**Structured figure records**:
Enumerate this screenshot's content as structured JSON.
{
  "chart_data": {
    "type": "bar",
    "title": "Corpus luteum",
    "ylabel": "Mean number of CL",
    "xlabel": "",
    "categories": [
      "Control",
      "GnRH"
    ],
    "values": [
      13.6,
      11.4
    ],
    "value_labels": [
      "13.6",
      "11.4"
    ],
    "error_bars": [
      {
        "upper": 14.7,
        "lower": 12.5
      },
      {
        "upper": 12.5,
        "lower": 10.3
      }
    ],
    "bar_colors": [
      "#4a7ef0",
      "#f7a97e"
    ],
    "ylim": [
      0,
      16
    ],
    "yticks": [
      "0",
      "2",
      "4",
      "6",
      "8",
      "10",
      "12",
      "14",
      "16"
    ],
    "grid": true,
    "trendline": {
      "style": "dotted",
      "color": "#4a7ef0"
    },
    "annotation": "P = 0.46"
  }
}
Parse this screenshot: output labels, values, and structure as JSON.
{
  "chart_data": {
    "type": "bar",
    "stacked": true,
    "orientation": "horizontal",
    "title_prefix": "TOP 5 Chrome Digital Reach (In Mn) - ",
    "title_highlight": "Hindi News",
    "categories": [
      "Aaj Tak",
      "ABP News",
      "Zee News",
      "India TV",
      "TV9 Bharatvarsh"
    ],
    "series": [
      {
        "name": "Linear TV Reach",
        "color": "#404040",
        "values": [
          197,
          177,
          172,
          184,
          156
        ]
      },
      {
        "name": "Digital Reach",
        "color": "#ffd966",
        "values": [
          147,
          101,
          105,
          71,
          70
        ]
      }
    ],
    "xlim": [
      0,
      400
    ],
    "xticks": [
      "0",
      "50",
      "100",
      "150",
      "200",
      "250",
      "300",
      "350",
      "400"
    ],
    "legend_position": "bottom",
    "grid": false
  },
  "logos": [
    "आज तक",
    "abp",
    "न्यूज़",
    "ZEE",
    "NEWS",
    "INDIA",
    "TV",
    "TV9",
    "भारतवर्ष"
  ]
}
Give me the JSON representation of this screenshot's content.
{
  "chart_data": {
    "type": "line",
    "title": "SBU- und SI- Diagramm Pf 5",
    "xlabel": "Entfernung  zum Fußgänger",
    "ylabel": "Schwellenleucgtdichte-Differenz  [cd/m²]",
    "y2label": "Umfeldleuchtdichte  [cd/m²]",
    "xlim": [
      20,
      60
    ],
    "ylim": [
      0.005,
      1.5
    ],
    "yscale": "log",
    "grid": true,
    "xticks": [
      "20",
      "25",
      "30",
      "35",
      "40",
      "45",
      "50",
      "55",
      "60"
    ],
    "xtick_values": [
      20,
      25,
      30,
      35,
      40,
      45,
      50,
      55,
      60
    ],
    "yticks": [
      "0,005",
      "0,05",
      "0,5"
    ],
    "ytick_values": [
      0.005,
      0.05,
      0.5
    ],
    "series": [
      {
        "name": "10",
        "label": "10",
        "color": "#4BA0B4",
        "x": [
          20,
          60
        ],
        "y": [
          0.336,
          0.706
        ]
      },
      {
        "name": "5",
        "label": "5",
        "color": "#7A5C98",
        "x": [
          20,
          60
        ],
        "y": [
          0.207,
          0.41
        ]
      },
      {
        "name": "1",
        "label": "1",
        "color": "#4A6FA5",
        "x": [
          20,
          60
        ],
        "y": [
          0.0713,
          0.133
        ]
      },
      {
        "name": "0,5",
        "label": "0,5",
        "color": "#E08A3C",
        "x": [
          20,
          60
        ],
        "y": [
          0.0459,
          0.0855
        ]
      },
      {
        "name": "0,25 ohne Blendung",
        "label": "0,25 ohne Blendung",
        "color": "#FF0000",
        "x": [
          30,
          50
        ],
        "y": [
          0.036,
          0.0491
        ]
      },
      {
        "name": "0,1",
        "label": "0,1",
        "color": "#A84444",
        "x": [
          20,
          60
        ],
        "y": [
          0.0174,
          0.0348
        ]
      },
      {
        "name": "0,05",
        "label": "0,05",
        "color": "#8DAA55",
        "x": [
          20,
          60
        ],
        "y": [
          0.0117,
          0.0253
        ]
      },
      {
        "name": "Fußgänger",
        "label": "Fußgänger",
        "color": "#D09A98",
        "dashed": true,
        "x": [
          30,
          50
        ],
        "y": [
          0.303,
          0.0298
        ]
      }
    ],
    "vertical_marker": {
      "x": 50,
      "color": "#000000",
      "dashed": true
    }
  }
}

**Problem statement**:
Print all of the entries exactly as they appear.

**The completed task**:
Enumerate this screenshot's content as structured JSON.
{
  "chart_data": {
    "type": "bar",
    "title": "Corpus luteum",
    "ylabel": "Mean number of CL",
    "xlabel": "",
    "categories": [
      "Control",
      "GnRH"
    ],
    "values": [
      13.6,
      11.4
    ],
    "value_labels": [
      "13.6",
      "11.4"
    ],
    "error_bars": [
      {
        "upper": 14.7,
        "lower": 12.5
      },
      {
        "upper": 12.5,
        "lower": 10.3
      }
    ],
    "bar_colors": [
      "#4a7ef0",
      "#f7a97e"
    ],
    "ylim": [
      0,
      16
    ],
    "yticks": [
      "0",
      "2",
      "4",
      "6",
      "8",
      "10",
      "12",
      "14",
      "16"
    ],
    "grid": true,
    "trendline": {
      "style": "dotted",
      "color": "#4a7ef0"
    },
    "annotation": "P = 0.46"
  }
}
Parse this screenshot: output labels, values, and structure as JSON.
{
  "chart_data": {
    "type": "bar",
    "stacked": true,
    "orientation": "horizontal",
    "title_prefix": "TOP 5 Chrome Digital Reach (In Mn) - ",
    "title_highlight": "Hindi News",
    "categories": [
      "Aaj Tak",
      "ABP News",
      "Zee News",
      "India TV",
      "TV9 Bharatvarsh"
    ],
    "series": [
      {
        "name": "Linear TV Reach",
        "color": "#404040",
        "values": [
          197,
          177,
          172,
          184,
          156
        ]
      },
      {
        "name": "Digital Reach",
        "color": "#ffd966",
        "values": [
          147,
          101,
          105,
          71,
          70
        ]
      }
    ],
    "xlim": [
      0,
      400
    ],
    "xticks": [
      "0",
      "50",
      "100",
      "150",
      "200",
      "250",
      "300",
      "350",
      "400"
    ],
    "legend_position": "bottom",
    "grid": false
  },
  "logos": [
    "आज तक",
    "abp",
    "न्यूज़",
    "ZEE",
    "NEWS",
    "INDIA",
    "TV",
    "TV9",
    "भारतवर्ष"
  ]
}
Give me the JSON representation of this screenshot's content.
{
  "chart_data": {
    "type": "line",
    "title": "SBU- und SI- Diagramm Pf 5",
    "xlabel": "Entfernung  zum Fußgänger",
    "ylabel": "Schwellenleucgtdichte-Differenz  [cd/m²]",
    "y2label": "Umfeldleuchtdichte  [cd/m²]",
    "xlim": [
      20,
      60
    ],
    "ylim": [
      0.005,
      1.5
    ],
    "yscale": "log",
    "grid": true,
    "xticks": [
      "20",
      "25",
      "30",
      "35",
      "40",
      "45",
      "50",
      "55",
      "60"
    ],
    "xtick_values": [
      20,
      25,
      30,
      35,
      40,
      45,
      50,
      55,
      60
    ],
    "yticks": [
      "0,005",
      "0,05",
      "0,5"
    ],
    "ytick_values": [
      0.005,
      0.05,
      0.5
    ],
    "series": [
      {
        "name": "10",
        "label": "10",
        "color": "#4BA0B4",
        "x": [
          20,
          60
        ],
        "y": [
          0.336,
          0.706
        ]
      },
      {
        "name": "5",
        "label": "5",
        "color": "#7A5C98",
        "x": [
          20,
          60
        ],
        "y": [
          0.207,
          0.41
        ]
      },
      {
        "name": "1",
        "label": "1",
        "color": "#4A6FA5",
        "x": [
          20,
          60
        ],
        "y": [
          0.0713,
          0.133
        ]
      },
      {
        "name": "0,5",
        "label": "0,5",
        "color": "#E08A3C",
        "x": [
          20,
          60
        ],
        "y": [
          0.0459,
          0.0855
        ]
      },
      {
        "name": "0,25 ohne Blendung",
        "label": "0,25 ohne Blendung",
        "color": "#FF0000",
        "x": [
          30,
          50
        ],
        "y": [
          0.036,
          0.0491
        ]
      },
      {
        "name": "0,1",
        "label": "0,1",
        "color": "#A84444",
        "x": [
          20,
          60
        ],
        "y": [
          0.0174,
          0.0348
        ]
      },
      {
        "name": "0,05",
        "label": "0,05",
        "color": "#8DAA55",
        "x": [
          20,
          60
        ],
        "y": [
          0.0117,
          0.0253
        ]
      },
      {
        "name": "Fußgänger",
        "label": "Fußgänger",
        "color": "#D09A98",
        "dashed": true,
        "x": [
          30,
          50
        ],
        "y": [
          0.303,
          0.0298
        ]
      }
    ],
    "vertical_marker": {
      "x": 50,
      "color": "#000000",
      "dashed": true
    }
  }
}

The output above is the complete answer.